* Supplied records
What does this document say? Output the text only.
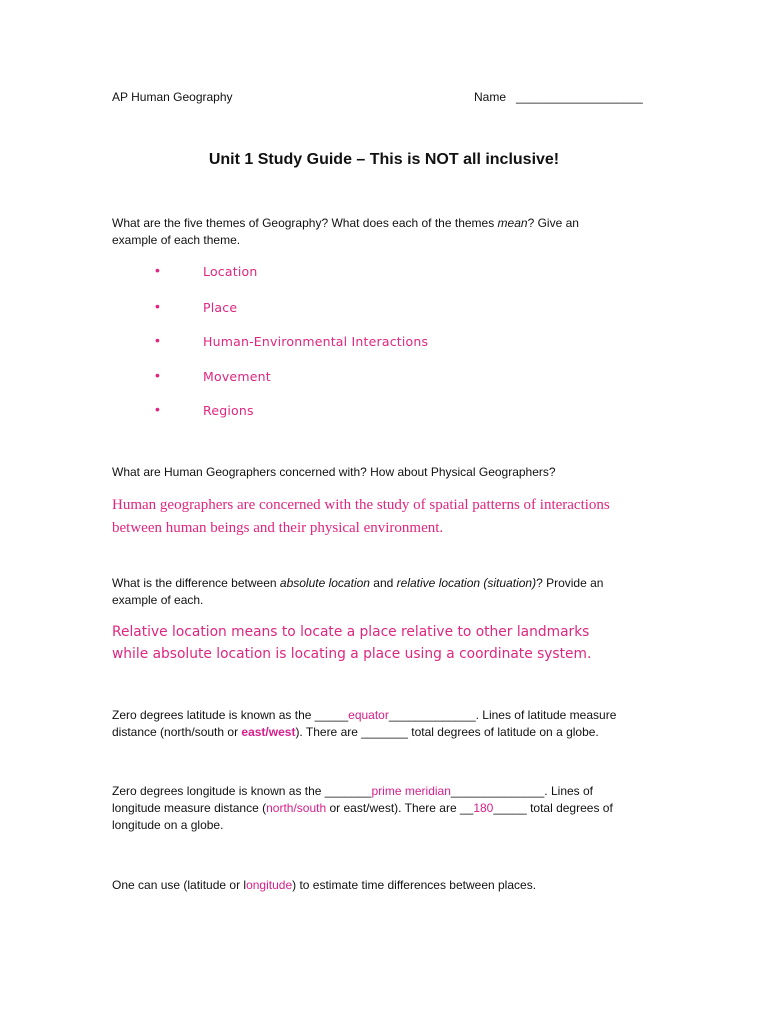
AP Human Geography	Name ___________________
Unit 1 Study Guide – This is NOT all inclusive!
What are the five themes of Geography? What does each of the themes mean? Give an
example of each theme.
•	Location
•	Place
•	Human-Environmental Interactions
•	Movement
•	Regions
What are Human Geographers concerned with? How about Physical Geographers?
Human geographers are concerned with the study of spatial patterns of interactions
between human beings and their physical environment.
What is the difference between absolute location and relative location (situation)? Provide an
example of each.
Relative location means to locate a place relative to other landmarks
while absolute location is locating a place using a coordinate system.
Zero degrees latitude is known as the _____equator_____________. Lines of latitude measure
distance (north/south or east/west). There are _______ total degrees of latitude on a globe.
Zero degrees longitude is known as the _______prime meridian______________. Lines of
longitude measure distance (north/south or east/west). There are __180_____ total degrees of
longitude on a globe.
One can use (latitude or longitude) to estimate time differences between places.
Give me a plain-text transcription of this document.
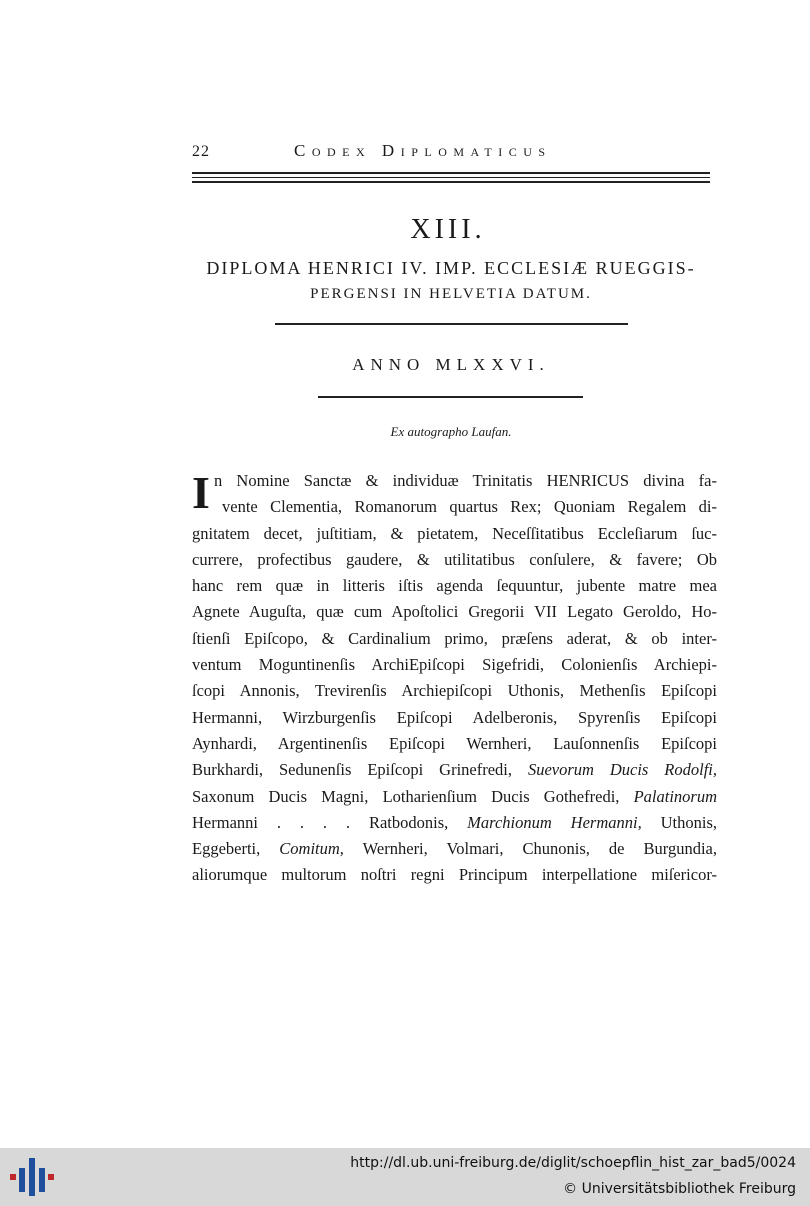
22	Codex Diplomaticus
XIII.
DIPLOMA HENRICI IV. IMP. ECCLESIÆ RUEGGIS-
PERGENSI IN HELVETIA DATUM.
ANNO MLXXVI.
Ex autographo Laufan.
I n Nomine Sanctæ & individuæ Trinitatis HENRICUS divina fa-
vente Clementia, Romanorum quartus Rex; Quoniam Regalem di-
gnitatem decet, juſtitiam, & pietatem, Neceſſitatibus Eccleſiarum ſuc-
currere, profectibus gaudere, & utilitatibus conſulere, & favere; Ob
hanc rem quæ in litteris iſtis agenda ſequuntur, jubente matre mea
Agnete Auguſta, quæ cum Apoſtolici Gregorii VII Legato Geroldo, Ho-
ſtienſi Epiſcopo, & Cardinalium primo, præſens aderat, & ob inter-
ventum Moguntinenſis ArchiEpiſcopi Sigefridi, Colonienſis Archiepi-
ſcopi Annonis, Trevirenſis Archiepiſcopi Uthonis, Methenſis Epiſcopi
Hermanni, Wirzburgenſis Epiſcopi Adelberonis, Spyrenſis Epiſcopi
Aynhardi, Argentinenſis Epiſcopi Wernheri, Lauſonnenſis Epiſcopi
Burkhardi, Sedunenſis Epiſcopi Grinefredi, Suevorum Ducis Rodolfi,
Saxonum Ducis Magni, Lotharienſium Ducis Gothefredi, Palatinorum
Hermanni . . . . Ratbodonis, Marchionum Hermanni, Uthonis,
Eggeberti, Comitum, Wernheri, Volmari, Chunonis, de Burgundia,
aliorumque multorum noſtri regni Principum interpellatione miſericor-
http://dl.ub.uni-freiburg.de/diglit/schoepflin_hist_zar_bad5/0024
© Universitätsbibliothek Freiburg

==

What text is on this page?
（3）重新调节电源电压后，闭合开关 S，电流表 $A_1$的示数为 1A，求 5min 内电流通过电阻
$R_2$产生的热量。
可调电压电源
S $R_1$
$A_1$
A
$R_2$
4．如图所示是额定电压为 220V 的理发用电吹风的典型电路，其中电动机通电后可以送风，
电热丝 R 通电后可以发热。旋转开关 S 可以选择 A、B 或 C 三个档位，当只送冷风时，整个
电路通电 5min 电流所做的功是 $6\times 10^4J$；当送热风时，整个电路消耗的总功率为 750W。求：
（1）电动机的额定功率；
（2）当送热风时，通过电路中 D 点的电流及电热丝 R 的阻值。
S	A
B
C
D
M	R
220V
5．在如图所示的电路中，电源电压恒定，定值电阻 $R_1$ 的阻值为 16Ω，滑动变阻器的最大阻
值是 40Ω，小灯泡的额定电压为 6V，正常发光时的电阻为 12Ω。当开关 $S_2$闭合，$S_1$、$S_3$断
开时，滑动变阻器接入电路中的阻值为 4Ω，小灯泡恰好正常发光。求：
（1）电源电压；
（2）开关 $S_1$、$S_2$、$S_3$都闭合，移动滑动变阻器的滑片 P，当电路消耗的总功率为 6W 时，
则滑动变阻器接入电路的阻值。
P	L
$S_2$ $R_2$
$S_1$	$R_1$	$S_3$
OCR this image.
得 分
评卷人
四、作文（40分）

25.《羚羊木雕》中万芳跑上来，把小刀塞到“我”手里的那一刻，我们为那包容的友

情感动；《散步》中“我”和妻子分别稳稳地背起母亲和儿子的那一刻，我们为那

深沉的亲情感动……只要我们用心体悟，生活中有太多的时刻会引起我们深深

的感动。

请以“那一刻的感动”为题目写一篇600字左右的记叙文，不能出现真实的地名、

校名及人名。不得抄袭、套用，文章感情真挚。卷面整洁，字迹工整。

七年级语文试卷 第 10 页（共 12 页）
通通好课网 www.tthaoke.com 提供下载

* * *

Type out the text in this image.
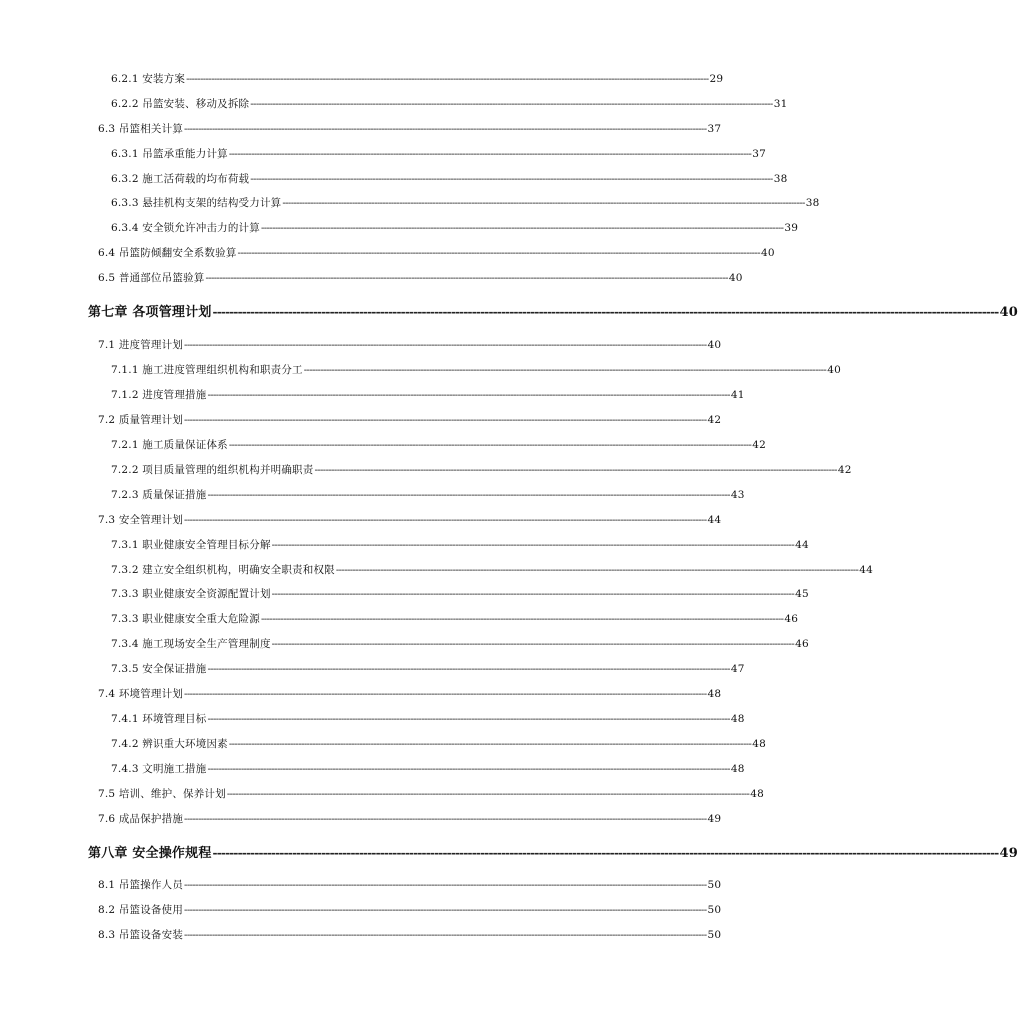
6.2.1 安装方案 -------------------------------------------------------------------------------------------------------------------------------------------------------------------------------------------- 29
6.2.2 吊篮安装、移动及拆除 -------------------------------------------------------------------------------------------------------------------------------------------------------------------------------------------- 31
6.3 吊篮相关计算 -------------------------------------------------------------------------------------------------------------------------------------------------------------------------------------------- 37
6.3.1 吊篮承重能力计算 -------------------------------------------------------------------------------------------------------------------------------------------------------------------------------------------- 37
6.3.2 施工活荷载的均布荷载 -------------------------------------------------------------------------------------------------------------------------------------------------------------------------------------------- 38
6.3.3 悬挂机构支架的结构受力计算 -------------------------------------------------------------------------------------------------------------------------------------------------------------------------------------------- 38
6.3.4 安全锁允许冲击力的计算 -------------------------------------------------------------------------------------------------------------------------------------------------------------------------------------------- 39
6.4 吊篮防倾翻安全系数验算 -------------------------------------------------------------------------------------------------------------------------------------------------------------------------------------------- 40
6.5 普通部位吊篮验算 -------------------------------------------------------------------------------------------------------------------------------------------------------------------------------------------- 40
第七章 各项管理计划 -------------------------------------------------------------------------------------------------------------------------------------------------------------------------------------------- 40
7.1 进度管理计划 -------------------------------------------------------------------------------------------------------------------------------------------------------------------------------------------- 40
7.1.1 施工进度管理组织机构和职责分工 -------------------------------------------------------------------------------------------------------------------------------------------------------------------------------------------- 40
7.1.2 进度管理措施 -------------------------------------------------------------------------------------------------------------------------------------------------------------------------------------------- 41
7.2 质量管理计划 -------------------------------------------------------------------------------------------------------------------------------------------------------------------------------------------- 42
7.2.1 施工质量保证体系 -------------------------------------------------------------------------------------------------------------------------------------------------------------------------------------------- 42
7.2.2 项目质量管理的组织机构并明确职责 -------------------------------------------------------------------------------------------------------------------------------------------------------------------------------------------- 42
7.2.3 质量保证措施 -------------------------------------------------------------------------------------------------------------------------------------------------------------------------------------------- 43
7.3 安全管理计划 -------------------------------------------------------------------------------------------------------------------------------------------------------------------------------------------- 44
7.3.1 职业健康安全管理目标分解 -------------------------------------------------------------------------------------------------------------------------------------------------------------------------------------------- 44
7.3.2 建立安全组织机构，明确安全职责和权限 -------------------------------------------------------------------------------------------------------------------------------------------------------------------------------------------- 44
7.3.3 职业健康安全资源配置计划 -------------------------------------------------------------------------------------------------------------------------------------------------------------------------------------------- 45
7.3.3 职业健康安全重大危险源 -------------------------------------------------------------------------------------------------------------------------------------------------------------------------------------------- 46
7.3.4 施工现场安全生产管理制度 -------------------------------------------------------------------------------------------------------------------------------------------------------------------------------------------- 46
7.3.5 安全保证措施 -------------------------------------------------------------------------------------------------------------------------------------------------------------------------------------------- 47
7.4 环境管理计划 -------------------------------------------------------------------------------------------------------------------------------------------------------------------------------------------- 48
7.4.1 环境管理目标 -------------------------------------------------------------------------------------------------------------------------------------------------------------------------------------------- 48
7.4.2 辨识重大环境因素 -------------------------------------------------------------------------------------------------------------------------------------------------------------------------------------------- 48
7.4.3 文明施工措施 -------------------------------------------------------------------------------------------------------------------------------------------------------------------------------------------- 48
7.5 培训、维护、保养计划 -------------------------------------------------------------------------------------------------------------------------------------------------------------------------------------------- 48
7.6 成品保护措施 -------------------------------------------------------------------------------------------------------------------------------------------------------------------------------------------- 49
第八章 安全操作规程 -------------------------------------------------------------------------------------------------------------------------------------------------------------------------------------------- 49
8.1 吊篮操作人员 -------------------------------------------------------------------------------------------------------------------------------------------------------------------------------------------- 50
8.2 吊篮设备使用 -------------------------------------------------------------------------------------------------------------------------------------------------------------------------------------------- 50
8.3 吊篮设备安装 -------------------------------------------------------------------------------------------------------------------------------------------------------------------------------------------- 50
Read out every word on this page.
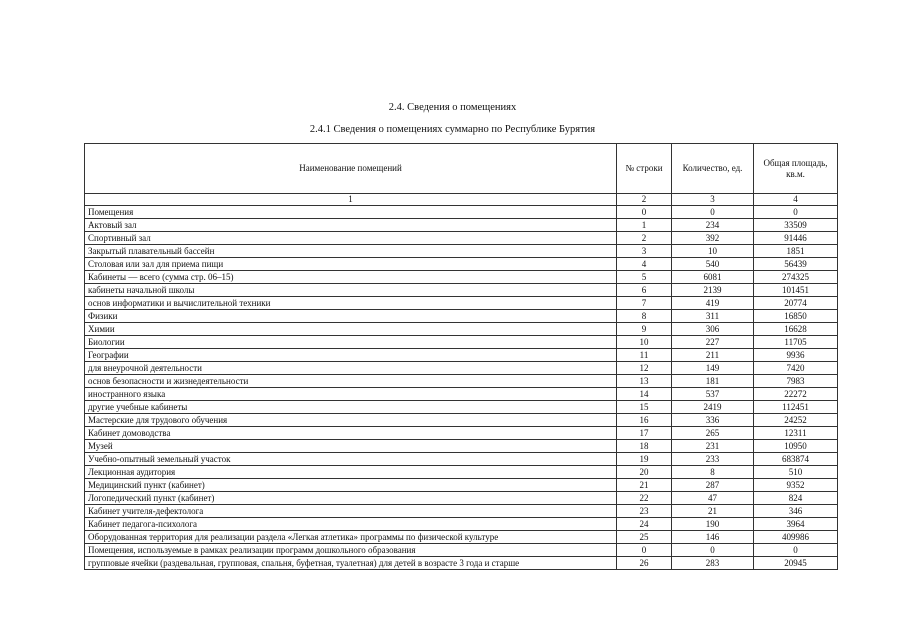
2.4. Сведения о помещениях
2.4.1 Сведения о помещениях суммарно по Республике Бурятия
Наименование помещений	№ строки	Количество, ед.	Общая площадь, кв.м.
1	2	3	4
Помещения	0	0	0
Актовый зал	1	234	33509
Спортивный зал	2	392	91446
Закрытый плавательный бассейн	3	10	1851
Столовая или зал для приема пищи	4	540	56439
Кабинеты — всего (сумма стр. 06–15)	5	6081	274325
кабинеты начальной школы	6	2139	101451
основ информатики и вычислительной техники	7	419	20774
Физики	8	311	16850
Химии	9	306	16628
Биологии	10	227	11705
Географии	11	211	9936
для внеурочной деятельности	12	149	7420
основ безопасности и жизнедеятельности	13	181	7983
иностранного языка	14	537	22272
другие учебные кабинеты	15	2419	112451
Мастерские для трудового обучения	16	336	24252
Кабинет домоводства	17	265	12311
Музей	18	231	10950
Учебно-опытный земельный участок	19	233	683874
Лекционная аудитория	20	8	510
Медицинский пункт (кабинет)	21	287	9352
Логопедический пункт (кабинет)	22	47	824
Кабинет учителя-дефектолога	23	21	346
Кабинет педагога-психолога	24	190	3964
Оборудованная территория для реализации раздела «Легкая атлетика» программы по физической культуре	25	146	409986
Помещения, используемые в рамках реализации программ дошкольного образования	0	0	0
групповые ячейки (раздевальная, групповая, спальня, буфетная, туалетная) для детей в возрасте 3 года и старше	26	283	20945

* Task description
Find the lines with the string "Hermanni" and reproduce them.

* Written reply
Hermanni, Wirzburgenſis Epiſcopi Adelberonis, Spyrenſis Epiſcopi
Hermanni . . . . Ratbodonis, Marchionum Hermanni, Uthonis,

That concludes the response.